- [Task requirements] The data must be returned in full and exactly as given.

---------- Extracted records ----------

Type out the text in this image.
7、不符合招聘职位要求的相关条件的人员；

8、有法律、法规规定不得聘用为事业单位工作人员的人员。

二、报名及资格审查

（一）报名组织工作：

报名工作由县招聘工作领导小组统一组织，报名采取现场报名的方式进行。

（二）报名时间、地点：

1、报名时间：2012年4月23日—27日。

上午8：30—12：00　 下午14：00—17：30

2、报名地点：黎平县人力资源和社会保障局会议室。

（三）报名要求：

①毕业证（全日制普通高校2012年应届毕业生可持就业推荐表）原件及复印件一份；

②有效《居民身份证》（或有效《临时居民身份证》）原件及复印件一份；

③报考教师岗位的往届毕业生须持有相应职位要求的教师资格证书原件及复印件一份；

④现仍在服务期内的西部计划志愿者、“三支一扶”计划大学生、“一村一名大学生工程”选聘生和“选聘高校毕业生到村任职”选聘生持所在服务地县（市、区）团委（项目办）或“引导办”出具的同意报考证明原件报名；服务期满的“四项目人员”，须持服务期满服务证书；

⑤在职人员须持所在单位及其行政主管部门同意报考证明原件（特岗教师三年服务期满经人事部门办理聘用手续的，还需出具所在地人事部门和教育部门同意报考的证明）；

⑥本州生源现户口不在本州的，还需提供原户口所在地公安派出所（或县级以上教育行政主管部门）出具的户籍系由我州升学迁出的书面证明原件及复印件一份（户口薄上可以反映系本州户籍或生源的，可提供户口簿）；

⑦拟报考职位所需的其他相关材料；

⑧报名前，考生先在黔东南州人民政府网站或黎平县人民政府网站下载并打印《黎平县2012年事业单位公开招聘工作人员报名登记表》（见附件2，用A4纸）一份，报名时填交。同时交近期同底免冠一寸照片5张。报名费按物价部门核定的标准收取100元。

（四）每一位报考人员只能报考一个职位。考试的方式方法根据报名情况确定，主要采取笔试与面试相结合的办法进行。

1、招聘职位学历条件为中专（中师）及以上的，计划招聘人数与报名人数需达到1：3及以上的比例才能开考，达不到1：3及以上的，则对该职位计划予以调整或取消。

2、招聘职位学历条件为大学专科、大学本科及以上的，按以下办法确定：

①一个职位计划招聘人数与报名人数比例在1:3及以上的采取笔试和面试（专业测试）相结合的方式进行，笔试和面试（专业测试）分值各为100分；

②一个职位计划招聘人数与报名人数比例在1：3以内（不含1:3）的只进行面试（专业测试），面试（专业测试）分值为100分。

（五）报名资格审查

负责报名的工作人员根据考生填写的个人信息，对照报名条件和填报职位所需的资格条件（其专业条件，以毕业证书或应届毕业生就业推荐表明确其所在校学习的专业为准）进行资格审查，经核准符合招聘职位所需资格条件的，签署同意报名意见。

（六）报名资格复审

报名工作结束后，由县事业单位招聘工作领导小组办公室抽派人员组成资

----------

- [Complete answer]
Type out the text in this image.
7、不符合招聘职位要求的相关条件的人员；

8、有法律、法规规定不得聘用为事业单位工作人员的人员。

二、报名及资格审查

（一）报名组织工作：

报名工作由县招聘工作领导小组统一组织，报名采取现场报名的方式进行。

（二）报名时间、地点：

1、报名时间：2012年4月23日—27日。

上午8：30—12：00　 下午14：00—17：30

2、报名地点：黎平县人力资源和社会保障局会议室。

（三）报名要求：

①毕业证（全日制普通高校2012年应届毕业生可持就业推荐表）原件及复印件一份；

②有效《居民身份证》（或有效《临时居民身份证》）原件及复印件一份；

③报考教师岗位的往届毕业生须持有相应职位要求的教师资格证书原件及复印件一份；

④现仍在服务期内的西部计划志愿者、“三支一扶”计划大学生、“一村一名大学生工程”选聘生和“选聘高校毕业生到村任职”选聘生持所在服务地县（市、区）团委（项目办）或“引导办”出具的同意报考证明原件报名；服务期满的“四项目人员”，须持服务期满服务证书；

⑤在职人员须持所在单位及其行政主管部门同意报考证明原件（特岗教师三年服务期满经人事部门办理聘用手续的，还需出具所在地人事部门和教育部门同意报考的证明）；

⑥本州生源现户口不在本州的，还需提供原户口所在地公安派出所（或县级以上教育行政主管部门）出具的户籍系由我州升学迁出的书面证明原件及复印件一份（户口薄上可以反映系本州户籍或生源的，可提供户口簿）；

⑦拟报考职位所需的其他相关材料；

⑧报名前，考生先在黔东南州人民政府网站或黎平县人民政府网站下载并打印《黎平县2012年事业单位公开招聘工作人员报名登记表》（见附件2，用A4纸）一份，报名时填交。同时交近期同底免冠一寸照片5张。报名费按物价部门核定的标准收取100元。

（四）每一位报考人员只能报考一个职位。考试的方式方法根据报名情况确定，主要采取笔试与面试相结合的办法进行。

1、招聘职位学历条件为中专（中师）及以上的，计划招聘人数与报名人数需达到1：3及以上的比例才能开考，达不到1：3及以上的，则对该职位计划予以调整或取消。

2、招聘职位学历条件为大学专科、大学本科及以上的，按以下办法确定：

①一个职位计划招聘人数与报名人数比例在1:3及以上的采取笔试和面试（专业测试）相结合的方式进行，笔试和面试（专业测试）分值各为100分；

②一个职位计划招聘人数与报名人数比例在1：3以内（不含1:3）的只进行面试（专业测试），面试（专业测试）分值为100分。

（五）报名资格审查

负责报名的工作人员根据考生填写的个人信息，对照报名条件和填报职位所需的资格条件（其专业条件，以毕业证书或应届毕业生就业推荐表明确其所在校学习的专业为准）进行资格审查，经核准符合招聘职位所需资格条件的，签署同意报名意见。

（六）报名资格复审

报名工作结束后，由县事业单位招聘工作领导小组办公室抽派人员组成资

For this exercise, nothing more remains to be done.